Pick out all lines in the listing holding the string "Ctrl" and copy them.

--- START Record extracts ---

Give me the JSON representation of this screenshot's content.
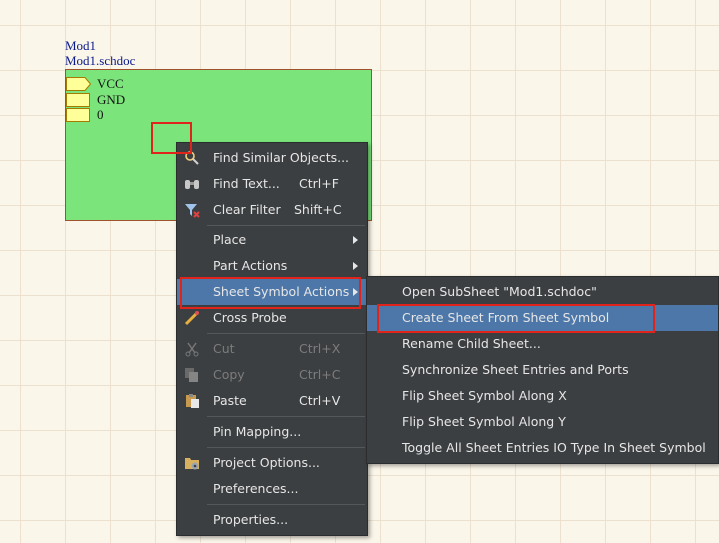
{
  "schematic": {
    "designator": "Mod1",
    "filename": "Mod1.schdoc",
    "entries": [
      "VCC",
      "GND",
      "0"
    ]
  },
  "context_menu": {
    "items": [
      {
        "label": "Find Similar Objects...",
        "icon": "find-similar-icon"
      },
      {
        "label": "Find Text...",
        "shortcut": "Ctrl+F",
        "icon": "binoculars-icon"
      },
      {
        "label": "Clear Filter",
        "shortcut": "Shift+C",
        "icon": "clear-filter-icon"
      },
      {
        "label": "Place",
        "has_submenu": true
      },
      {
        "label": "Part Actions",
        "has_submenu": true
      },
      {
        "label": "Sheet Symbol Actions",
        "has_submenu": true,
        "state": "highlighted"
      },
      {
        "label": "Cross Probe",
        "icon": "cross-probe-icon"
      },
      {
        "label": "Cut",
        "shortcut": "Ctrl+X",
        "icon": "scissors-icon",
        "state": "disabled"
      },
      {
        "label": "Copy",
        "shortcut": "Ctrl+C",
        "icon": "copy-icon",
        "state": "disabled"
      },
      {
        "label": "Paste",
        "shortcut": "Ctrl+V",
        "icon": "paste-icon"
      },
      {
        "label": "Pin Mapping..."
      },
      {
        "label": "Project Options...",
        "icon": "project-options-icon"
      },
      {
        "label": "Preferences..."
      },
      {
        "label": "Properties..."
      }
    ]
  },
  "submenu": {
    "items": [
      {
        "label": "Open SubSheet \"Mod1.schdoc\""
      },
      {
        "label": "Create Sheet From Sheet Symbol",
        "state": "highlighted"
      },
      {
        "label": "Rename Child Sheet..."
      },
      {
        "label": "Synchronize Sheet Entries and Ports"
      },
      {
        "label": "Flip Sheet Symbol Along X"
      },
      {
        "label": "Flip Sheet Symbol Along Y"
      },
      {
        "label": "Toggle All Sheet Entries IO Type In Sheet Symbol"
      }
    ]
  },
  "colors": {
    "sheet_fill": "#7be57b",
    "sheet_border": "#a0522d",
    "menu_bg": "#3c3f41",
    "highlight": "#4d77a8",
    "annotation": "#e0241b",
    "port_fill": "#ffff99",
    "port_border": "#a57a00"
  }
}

--- END Record extracts ---

• Solution for this exercise:
        "shortcut": "Ctrl+F",
        "shortcut": "Ctrl+X",
        "shortcut": "Ctrl+C",
        "shortcut": "Ctrl+V",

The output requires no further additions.